## Task goal
Convert every line of the entries below into a Markdown table with the columns "No." and "Line," numbering the rows in order and skipping any blank lines. Do not include the pictures in your answer.

Annotated element listings
* * * *

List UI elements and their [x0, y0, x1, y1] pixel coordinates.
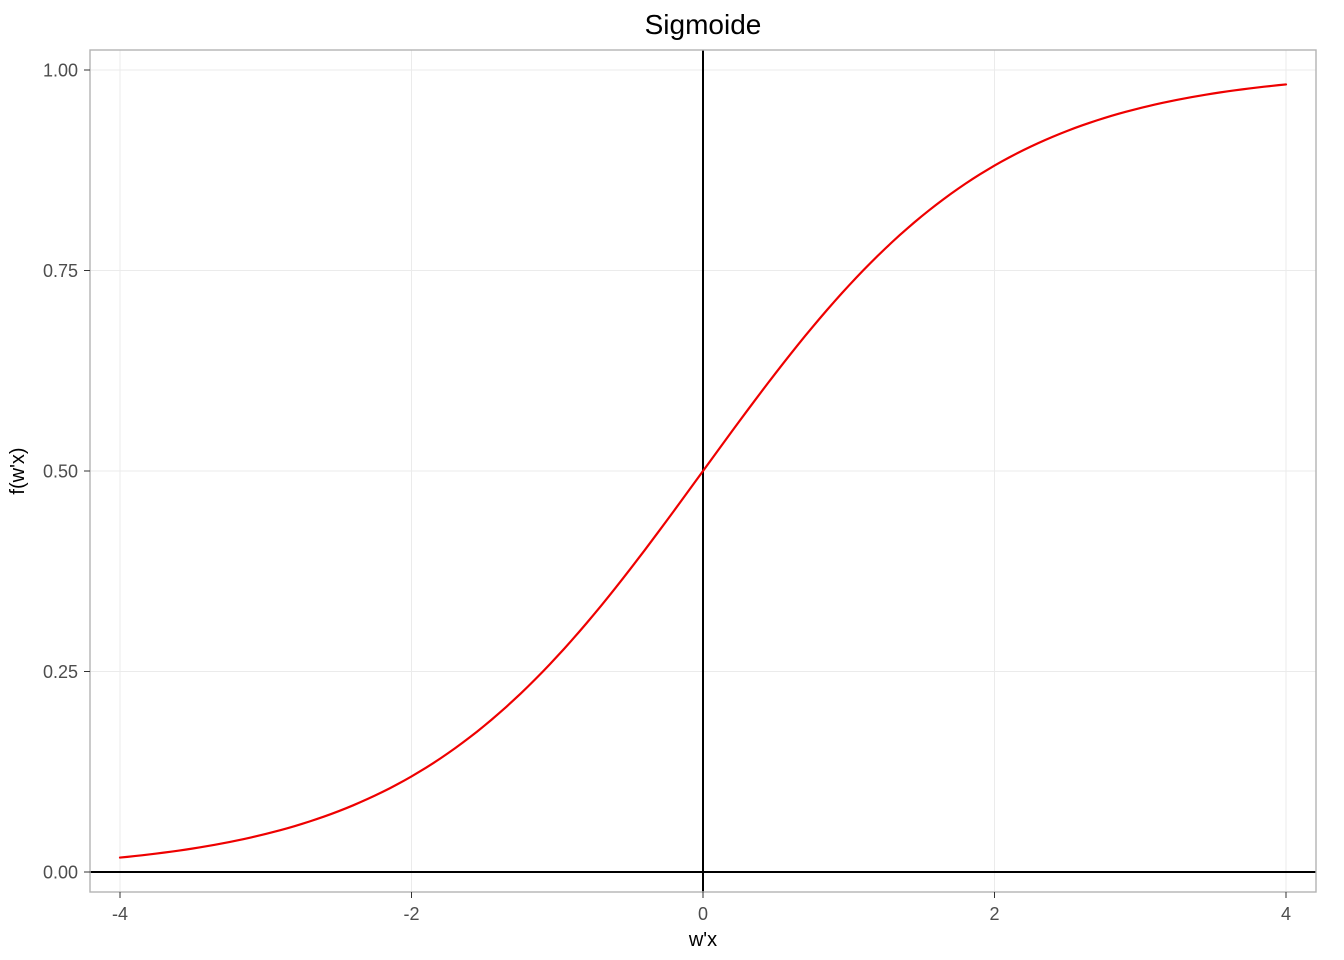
x-tick-label: 4 [1281, 904, 1291, 924]
sigmoid-chart: -4 -2 0 2 4 0.00 0.25 0.50 0.75 1.00 w'x f(w'x) Sigm… [0, 0, 1344, 960]
chart-title: Sigmoide [645, 9, 762, 40]
x-axis-label: w'x [688, 929, 717, 951]
y-tick-label: 0.50 [43, 461, 78, 481]
chart-svg: -4 -2 0 2 4 0.00 0.25 0.50 0.75 1.00 w'x f(w'x) Sigm… [0, 0, 1344, 960]
y-tick-label: 1.00 [43, 60, 78, 80]
y-tick-label: 0.00 [43, 862, 78, 882]
y-tick-label: 0.75 [43, 261, 78, 281]
x-tick-label: 2 [989, 904, 999, 924]
y-axis-label: f(w'x) [7, 447, 29, 494]
x-axis: -4 -2 0 2 4 [112, 892, 1291, 924]
y-axis: 0.00 0.25 0.50 0.75 1.00 [43, 60, 90, 882]
x-tick-label: -4 [112, 904, 128, 924]
x-tick-label: 0 [698, 904, 708, 924]
x-tick-label: -2 [403, 904, 419, 924]
y-tick-label: 0.25 [43, 662, 78, 682]
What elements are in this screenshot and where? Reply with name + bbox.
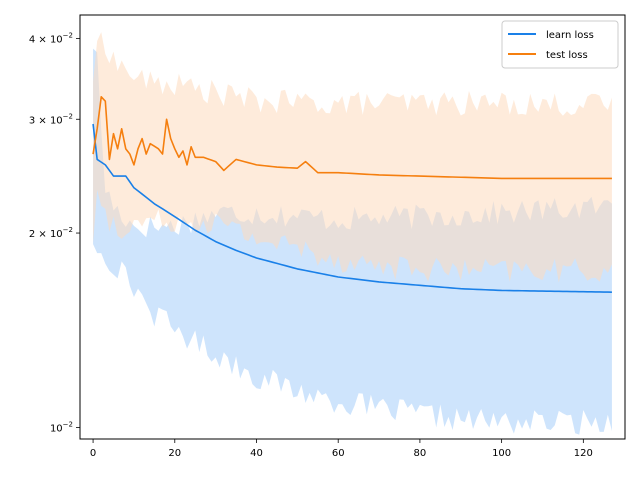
legend-label: test loss (546, 50, 588, 61)
x-tick-label: 40 (250, 448, 263, 459)
x-tick-label: 120 (574, 448, 593, 459)
x-axis: 0 20 40 60 80 100 120 (90, 439, 593, 459)
x-tick-label: 20 (168, 448, 181, 459)
line-test-loss (92, 96, 612, 180)
y-tick-label: 2 × 10−2 (29, 226, 73, 240)
x-tick-label: 100 (492, 448, 511, 459)
y-tick-label: 4 × 10−2 (29, 32, 73, 46)
legend: learn loss test loss (501, 20, 619, 69)
line-learn-loss (92, 123, 612, 293)
x-tick-label: 60 (332, 448, 345, 459)
band-test-loss (93, 32, 612, 283)
y-tick-label: 3 × 10−2 (29, 112, 73, 126)
plot-frame (79, 14, 626, 440)
confidence-bands (93, 32, 612, 435)
series-lines (92, 96, 612, 293)
x-tick-label: 80 (414, 448, 427, 459)
legend-label: learn loss (546, 30, 594, 41)
y-axis: 10−2 2 × 10−2 3 × 10−2 4 × 10−2 (29, 32, 80, 435)
legend-box (501, 20, 619, 69)
x-tick-label: 0 (90, 448, 96, 459)
y-tick-label: 10−2 (50, 421, 73, 435)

* * * *

## Exercise answer
| No. | Line |
|---|---|
| 1 | List UI elements and their [x0, y0, x1, y1] pixel coordinates. |
| 2 | x-tick-label: 4 [1281, 904, 1291, 924] |
| 3 | sigmoid-chart: -4 -2 0 2 4 0.00 0.25 0.50 0.75 1.00 w'x f(w'x) Sigm… [0, 0, 1344, 960] |
| 4 | chart-title: Sigmoide [645, 9, 762, 40] |
| 5 | x-axis-label: w'x [688, 929, 717, 951] |
| 6 | y-tick-label: 0.50 [43, 461, 78, 481] |
| 7 | chart-svg: -4 -2 0 2 4 0.00 0.25 0.50 0.75 1.00 w'x f(w'x) Sigm… [0, 0, 1344, 960] |
| 8 | y-tick-label: 1.00 [43, 60, 78, 80] |
| 9 | y-tick-label: 0.00 [43, 862, 78, 882] |
| 10 | y-tick-label: 0.75 [43, 261, 78, 281] |
| 11 | x-tick-label: 2 [989, 904, 999, 924] |
| 12 | y-axis-label: f(w'x) [7, 447, 29, 494] |
| 13 | x-axis: -4 -2 0 2 4 [112, 892, 1291, 924] |
| 14 | y-axis: 0.00 0.25 0.50 0.75 1.00 [43, 60, 90, 882] |
| 15 | x-tick-label: -4 [112, 904, 128, 924] |
| 16 | x-tick-label: 0 [698, 904, 708, 924] |
| 17 | x-tick-label: -2 [403, 904, 419, 924] |
| 18 | y-tick-label: 0.25 [43, 662, 78, 682] |
| 19 | What elements are in this screenshot and where? Reply with name + bbox. |
| 20 | legend-label: test loss (546, 50, 588, 61) |
| 21 | x-tick-label: 40 (250, 448, 263, 459) |
| 22 | x-tick-label: 120 (574, 448, 593, 459) |
| 23 | x-axis: 0 20 40 60 80 100 120 (90, 439, 593, 459) |
| 24 | x-tick-label: 20 (168, 448, 181, 459) |
| 25 | line-test-loss (92, 96, 612, 180) |
| 26 | y-tick-label: 2 × 10−2 (29, 226, 73, 240) |
| 27 | x-tick-label: 100 (492, 448, 511, 459) |
| 28 | y-tick-label: 4 × 10−2 (29, 32, 73, 46) |
| 29 | legend: learn loss test loss (501, 20, 619, 69) |
| 30 | line-learn-loss (92, 123, 612, 293) |
| 31 | x-tick-label: 60 (332, 448, 345, 459) |
| 32 | band-test-loss (93, 32, 612, 283) |
| 33 | y-tick-label: 3 × 10−2 (29, 112, 73, 126) |
| 34 | plot-frame (79, 14, 626, 440) |
| 35 | confidence-bands (93, 32, 612, 435) |
| 36 | series-lines (92, 96, 612, 293) |
| 37 | x-tick-label: 80 (414, 448, 427, 459) |
| 38 | legend-label: learn loss (546, 30, 594, 41) |
| 39 | y-axis: 10−2 2 × 10−2 3 × 10−2 4 × 10−2 (29, 32, 80, 435) |
| 40 | legend-box (501, 20, 619, 69) |
| 41 | x-tick-label: 0 (90, 448, 96, 459) |
| 42 | y-tick-label: 10−2 (50, 421, 73, 435) |